>> start Provided records

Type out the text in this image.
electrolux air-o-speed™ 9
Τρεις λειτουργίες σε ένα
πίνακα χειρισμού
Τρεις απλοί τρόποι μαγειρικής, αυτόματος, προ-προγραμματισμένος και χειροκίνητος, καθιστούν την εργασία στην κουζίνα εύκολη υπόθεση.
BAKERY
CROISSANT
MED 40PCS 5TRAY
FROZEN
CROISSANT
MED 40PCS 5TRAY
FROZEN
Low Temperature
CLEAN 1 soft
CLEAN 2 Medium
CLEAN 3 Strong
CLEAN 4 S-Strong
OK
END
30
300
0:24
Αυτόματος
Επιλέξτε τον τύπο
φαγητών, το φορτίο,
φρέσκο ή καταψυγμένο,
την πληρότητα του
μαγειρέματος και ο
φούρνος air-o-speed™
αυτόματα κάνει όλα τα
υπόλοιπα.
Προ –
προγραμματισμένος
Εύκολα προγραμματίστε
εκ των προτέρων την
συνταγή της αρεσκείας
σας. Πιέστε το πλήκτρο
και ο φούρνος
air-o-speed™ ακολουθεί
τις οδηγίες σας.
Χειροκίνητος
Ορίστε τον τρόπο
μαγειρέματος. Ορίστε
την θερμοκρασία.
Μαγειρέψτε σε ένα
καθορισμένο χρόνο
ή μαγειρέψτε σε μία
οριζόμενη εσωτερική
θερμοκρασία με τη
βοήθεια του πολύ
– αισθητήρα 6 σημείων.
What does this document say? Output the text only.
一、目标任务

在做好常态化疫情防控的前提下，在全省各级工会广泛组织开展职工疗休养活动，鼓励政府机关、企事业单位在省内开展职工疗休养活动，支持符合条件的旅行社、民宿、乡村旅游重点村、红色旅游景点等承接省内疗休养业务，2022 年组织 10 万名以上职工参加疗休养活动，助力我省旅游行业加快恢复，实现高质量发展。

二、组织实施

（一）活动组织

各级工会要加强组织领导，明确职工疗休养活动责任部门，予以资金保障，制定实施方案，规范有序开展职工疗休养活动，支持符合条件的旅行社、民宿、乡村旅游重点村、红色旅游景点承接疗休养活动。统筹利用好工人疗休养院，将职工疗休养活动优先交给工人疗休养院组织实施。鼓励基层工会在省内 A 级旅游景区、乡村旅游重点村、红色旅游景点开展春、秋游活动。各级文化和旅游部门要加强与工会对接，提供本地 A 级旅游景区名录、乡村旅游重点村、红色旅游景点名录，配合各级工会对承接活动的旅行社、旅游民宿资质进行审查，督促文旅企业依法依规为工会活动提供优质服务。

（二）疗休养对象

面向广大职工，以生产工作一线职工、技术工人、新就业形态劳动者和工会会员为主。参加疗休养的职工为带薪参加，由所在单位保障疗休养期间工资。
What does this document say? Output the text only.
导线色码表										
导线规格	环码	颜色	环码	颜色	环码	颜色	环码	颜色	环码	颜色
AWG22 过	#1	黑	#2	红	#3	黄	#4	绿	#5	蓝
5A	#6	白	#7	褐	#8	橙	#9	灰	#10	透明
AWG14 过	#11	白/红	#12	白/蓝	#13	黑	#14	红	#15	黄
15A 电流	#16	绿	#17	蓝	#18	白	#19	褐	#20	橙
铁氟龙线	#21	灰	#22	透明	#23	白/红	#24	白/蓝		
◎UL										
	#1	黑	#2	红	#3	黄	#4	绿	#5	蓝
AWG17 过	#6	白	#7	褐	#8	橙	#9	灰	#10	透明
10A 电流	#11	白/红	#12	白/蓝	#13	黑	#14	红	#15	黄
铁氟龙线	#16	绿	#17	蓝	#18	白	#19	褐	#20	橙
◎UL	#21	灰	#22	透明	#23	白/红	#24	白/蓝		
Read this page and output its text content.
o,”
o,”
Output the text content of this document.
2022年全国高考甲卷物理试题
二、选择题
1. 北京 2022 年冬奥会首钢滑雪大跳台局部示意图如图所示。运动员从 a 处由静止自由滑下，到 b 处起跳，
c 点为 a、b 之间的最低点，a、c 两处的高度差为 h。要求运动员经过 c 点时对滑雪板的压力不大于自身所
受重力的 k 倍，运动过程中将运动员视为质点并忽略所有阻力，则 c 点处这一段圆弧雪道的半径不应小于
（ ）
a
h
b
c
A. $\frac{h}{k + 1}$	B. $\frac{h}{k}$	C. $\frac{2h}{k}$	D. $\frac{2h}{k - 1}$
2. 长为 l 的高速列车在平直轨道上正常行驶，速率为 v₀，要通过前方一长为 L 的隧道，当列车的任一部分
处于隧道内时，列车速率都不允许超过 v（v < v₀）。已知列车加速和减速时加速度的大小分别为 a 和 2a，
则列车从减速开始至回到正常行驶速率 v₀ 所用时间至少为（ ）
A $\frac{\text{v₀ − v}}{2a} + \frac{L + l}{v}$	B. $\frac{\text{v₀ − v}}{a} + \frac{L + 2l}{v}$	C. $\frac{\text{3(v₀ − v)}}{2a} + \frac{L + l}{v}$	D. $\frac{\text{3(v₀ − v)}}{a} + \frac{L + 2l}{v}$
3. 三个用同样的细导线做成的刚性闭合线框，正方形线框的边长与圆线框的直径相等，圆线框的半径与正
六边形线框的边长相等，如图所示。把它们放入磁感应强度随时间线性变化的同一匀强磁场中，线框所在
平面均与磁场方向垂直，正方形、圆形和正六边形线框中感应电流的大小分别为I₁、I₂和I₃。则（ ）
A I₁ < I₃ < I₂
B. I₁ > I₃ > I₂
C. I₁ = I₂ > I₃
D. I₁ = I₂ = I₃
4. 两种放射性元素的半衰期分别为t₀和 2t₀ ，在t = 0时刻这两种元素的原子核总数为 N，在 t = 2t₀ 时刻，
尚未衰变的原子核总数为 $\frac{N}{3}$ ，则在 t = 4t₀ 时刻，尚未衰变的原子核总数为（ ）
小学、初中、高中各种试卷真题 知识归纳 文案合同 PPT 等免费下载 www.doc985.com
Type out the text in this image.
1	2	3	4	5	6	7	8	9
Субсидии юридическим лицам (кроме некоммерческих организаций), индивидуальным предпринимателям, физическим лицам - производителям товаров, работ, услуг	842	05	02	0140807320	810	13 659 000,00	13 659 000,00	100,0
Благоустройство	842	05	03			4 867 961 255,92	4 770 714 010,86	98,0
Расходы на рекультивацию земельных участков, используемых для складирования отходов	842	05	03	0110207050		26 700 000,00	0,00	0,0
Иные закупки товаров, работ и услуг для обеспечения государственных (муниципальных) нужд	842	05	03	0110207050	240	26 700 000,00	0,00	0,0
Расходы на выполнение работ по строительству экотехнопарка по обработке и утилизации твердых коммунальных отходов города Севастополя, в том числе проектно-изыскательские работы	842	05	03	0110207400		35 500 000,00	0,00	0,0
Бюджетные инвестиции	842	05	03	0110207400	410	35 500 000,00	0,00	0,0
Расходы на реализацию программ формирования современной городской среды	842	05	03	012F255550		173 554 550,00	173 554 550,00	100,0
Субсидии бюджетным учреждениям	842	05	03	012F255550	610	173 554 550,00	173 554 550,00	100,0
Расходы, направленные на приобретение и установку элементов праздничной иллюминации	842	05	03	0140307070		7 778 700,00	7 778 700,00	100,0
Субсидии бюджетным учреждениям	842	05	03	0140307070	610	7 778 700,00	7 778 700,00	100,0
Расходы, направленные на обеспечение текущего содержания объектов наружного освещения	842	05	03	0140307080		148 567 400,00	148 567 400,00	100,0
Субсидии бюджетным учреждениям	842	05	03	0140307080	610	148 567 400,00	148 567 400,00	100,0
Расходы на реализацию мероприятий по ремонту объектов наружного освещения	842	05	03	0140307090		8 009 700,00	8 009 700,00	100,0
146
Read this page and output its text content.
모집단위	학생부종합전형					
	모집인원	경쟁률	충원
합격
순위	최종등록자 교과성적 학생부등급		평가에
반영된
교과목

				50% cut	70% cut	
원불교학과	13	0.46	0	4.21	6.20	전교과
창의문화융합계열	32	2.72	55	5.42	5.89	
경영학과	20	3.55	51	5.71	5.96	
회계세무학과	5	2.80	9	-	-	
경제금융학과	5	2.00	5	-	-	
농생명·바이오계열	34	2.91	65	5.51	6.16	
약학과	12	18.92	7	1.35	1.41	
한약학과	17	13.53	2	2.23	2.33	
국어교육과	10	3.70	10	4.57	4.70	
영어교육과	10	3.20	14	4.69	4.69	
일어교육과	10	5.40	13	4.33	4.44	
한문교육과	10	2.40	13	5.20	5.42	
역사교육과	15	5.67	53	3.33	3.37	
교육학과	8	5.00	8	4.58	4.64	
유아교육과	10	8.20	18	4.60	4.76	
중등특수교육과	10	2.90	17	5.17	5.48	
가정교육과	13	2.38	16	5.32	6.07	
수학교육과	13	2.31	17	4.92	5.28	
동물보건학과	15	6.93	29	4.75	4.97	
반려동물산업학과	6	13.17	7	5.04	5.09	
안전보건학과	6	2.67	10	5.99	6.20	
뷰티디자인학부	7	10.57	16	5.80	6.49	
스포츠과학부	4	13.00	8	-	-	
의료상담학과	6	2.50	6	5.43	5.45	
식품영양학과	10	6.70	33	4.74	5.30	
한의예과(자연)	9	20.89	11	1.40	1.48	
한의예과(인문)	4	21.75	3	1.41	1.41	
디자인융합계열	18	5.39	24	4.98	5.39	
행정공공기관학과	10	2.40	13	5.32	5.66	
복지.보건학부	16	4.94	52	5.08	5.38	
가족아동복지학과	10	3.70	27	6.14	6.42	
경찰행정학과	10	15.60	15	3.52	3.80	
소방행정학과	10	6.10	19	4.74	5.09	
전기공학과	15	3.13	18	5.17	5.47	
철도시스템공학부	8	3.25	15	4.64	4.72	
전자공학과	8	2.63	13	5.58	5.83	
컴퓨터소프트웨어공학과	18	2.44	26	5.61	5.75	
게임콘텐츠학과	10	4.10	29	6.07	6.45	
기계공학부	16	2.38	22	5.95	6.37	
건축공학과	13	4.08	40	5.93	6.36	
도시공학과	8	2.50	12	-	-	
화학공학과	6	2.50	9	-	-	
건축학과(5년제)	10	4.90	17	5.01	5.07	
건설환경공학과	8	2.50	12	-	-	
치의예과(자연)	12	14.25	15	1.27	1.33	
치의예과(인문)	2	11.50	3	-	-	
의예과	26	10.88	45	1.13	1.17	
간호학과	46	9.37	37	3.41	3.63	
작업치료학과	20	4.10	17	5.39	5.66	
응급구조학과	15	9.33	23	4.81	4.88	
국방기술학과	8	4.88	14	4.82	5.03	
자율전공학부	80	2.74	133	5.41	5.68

>> end Provided records

◆ Exercise: Look for the word "支持符合条件的旅行社" and return every line where it occurs.

◆ Final answer:
在做好常态化疫情防控的前提下，在全省各级工会广泛组织开展职工疗休养活动，鼓励政府机关、企事业单位在省内开展职工疗休养活动，支持符合条件的旅行社、民宿、乡村旅游重点村、红色旅游景点等承接省内疗休养业务，2022 年组织 10 万名以上职工参加疗休养活动，助力我省旅游行业加快恢复，实现高质量发展。
各级工会要加强组织领导，明确职工疗休养活动责任部门，予以资金保障，制定实施方案，规范有序开展职工疗休养活动，支持符合条件的旅行社、民宿、乡村旅游重点村、红色旅游景点承接疗休养活动。统筹利用好工人疗休养院，将职工疗休养活动优先交给工人疗休养院组织实施。鼓励基层工会在省内 A 级旅游景区、乡村旅游重点村、红色旅游景点开展春、秋游活动。各级文化和旅游部门要加强与工会对接，提供本地 A 级旅游景区名录、乡村旅游重点村、红色旅游景点名录，配合各级工会对承接活动的旅行社、旅游民宿资质进行审查，督促文旅企业依法依规为工会活动提供优质服务。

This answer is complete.